◆ **Set problem**
Give only the number of lines below that contain the word "color".

◆ **Data to use**
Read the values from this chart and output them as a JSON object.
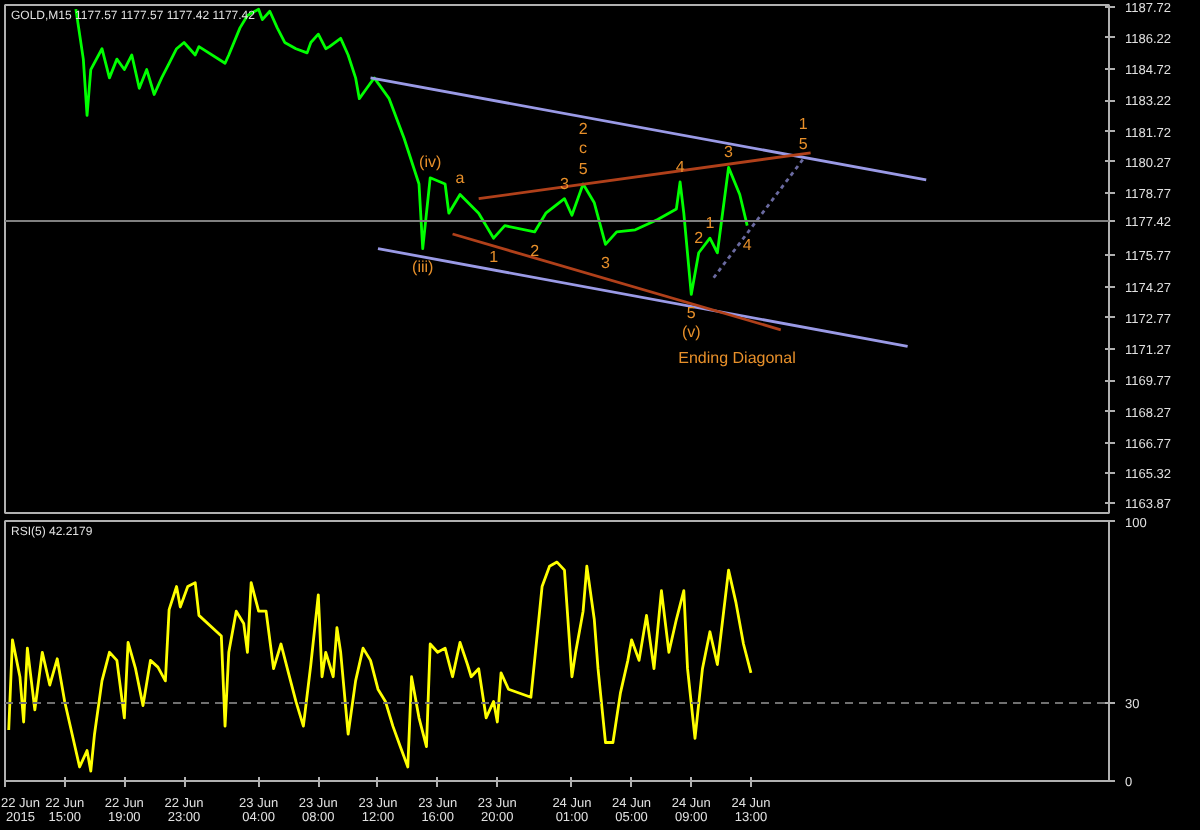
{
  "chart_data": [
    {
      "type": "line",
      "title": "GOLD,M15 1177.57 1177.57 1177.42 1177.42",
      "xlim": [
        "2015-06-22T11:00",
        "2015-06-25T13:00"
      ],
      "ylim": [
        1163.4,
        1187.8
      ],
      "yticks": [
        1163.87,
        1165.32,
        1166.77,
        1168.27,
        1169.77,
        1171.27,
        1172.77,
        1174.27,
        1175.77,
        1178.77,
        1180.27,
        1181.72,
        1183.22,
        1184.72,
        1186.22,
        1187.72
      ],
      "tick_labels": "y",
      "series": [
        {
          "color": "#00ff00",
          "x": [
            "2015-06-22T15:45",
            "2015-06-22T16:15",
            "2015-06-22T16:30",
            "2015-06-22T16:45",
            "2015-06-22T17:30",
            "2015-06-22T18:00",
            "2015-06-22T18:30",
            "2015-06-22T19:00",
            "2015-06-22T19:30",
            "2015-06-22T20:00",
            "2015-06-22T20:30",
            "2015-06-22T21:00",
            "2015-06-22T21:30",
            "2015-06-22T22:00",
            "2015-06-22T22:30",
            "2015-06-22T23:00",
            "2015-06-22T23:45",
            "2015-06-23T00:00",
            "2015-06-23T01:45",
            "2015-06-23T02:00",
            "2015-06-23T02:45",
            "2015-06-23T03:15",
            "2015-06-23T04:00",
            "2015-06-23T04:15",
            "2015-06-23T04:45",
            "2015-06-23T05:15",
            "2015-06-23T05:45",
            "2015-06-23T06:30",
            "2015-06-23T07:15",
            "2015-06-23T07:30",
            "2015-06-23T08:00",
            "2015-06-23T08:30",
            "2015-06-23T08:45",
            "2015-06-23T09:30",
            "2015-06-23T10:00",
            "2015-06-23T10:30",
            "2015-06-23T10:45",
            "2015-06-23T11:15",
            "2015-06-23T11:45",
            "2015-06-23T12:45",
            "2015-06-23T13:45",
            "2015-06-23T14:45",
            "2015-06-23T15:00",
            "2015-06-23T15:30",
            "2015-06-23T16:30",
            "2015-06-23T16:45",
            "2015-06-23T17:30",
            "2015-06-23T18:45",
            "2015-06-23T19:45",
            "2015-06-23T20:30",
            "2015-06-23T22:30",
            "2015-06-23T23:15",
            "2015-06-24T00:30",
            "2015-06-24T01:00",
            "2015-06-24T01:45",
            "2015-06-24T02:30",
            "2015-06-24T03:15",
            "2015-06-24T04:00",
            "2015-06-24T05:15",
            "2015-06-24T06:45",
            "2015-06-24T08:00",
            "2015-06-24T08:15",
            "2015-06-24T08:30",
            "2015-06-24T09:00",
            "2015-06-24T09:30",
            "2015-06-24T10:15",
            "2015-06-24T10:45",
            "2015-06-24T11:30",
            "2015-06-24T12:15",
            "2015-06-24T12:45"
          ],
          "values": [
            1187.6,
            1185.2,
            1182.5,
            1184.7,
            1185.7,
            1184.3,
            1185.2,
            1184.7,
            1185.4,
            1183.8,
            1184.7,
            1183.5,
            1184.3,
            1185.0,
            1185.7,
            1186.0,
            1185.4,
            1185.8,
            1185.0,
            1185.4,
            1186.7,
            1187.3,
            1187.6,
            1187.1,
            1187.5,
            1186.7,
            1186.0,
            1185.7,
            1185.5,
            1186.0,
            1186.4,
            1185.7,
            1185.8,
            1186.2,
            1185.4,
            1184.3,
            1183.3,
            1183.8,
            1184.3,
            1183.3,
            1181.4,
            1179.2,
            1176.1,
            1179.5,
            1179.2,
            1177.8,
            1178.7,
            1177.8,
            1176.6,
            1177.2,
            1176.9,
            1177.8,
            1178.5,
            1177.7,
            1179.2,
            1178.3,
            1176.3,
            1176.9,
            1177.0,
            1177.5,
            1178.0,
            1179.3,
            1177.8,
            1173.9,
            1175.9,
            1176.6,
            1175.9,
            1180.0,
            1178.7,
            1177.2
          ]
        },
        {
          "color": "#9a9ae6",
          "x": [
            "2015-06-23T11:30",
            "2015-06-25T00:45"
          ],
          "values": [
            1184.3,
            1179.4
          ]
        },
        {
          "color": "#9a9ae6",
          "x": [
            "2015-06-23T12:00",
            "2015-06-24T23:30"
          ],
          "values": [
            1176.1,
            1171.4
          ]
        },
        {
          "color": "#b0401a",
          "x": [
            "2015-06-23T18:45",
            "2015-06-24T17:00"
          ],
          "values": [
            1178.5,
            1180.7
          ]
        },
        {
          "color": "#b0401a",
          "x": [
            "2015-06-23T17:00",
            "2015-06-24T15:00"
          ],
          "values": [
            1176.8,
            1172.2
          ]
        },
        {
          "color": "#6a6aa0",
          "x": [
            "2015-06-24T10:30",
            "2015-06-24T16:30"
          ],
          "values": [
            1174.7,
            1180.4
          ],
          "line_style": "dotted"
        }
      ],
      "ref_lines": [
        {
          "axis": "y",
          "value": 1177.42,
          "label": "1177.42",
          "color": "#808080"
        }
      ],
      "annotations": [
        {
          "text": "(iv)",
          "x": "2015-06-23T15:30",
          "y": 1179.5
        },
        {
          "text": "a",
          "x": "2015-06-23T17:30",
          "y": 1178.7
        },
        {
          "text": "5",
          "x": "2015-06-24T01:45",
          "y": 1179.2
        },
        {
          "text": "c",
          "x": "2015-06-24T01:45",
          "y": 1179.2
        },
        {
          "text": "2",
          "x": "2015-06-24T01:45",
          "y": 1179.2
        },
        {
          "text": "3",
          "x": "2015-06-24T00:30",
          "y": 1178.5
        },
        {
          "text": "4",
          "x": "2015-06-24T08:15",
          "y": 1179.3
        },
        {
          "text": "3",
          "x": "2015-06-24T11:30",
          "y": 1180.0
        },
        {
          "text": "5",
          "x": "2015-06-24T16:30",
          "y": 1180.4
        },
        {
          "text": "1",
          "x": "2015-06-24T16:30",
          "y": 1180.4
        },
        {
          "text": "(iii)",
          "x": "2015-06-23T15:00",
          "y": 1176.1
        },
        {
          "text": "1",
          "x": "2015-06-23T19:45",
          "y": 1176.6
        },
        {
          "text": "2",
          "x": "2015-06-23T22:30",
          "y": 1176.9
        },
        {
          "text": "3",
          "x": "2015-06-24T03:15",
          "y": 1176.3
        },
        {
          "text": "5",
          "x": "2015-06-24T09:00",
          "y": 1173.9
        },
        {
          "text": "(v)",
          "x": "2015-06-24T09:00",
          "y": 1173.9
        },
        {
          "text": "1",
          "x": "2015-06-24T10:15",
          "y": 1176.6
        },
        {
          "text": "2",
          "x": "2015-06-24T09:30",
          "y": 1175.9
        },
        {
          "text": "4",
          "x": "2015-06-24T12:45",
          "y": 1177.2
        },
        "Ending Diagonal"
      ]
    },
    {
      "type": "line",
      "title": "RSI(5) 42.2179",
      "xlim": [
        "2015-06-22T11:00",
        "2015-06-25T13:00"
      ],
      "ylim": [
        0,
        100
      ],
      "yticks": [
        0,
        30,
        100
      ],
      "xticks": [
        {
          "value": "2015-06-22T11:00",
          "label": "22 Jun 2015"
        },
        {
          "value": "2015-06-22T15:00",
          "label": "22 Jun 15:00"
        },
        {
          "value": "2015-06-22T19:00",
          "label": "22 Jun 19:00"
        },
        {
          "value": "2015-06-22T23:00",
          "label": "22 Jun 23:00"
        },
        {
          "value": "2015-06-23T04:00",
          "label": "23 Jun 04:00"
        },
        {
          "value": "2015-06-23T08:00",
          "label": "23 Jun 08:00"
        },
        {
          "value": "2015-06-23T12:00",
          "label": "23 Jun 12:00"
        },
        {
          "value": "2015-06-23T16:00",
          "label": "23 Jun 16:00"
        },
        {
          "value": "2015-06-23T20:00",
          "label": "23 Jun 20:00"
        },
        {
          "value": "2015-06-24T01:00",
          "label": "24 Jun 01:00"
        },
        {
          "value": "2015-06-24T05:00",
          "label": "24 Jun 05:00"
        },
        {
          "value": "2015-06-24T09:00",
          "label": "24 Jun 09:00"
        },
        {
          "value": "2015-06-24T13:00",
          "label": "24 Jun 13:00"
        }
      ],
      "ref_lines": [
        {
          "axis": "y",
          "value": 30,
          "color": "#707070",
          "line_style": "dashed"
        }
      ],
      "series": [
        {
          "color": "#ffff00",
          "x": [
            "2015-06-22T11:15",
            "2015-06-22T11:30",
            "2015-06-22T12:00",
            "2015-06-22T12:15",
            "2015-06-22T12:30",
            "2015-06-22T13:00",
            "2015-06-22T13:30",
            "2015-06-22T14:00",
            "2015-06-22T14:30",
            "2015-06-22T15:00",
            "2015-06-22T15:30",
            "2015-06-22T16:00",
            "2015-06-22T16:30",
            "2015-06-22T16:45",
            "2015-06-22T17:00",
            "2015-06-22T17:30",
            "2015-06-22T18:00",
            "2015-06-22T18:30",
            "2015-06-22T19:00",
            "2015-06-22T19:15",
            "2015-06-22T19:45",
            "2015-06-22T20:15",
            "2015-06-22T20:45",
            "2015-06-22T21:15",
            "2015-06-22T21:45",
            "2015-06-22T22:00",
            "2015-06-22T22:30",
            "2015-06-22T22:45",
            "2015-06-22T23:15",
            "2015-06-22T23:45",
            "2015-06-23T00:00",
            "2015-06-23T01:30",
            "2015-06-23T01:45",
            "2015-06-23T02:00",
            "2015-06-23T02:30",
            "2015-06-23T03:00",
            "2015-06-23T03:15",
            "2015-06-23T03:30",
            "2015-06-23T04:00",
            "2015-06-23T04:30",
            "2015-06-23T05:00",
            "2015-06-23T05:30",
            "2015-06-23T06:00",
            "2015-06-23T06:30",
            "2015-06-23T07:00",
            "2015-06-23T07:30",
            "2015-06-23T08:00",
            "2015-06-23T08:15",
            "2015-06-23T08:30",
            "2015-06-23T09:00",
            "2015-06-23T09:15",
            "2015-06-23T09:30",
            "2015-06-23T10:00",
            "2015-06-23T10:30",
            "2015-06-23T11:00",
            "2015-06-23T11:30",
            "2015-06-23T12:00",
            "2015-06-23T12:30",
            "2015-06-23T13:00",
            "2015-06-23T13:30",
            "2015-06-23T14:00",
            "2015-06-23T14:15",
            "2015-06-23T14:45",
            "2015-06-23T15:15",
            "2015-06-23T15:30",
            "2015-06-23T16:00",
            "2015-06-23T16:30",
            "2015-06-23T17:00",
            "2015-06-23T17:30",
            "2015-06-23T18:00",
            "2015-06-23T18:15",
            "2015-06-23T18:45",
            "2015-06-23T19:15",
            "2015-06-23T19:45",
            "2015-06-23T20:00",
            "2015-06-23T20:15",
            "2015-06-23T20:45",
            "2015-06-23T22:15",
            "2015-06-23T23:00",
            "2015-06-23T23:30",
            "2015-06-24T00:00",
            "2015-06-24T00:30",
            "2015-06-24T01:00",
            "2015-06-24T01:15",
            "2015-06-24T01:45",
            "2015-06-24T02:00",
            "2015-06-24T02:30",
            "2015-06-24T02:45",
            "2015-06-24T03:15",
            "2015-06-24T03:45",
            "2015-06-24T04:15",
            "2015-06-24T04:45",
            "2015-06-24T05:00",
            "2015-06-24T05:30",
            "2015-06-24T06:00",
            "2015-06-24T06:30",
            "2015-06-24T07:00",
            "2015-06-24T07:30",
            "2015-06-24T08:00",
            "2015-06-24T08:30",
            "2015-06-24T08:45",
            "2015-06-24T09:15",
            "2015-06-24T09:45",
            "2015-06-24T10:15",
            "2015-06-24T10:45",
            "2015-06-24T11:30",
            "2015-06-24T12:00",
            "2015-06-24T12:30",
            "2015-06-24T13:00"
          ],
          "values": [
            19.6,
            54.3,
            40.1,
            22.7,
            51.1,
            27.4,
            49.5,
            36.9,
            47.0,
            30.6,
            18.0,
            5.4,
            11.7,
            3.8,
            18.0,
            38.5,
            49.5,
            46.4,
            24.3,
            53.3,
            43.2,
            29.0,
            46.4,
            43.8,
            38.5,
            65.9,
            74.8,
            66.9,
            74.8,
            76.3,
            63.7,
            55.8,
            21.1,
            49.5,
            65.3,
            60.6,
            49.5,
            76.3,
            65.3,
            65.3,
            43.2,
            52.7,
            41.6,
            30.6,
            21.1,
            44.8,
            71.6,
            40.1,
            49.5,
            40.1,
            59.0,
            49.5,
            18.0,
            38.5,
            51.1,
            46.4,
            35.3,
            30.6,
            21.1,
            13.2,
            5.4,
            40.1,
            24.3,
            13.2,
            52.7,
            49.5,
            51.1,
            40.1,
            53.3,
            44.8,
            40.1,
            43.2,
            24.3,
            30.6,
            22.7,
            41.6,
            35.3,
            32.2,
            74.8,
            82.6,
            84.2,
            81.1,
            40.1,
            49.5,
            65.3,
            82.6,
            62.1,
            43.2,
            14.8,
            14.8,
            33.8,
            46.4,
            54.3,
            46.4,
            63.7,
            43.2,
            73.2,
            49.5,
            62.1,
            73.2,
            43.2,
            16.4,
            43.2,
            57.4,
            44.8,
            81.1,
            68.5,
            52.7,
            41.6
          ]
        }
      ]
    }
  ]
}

◆ **Exercise result**
9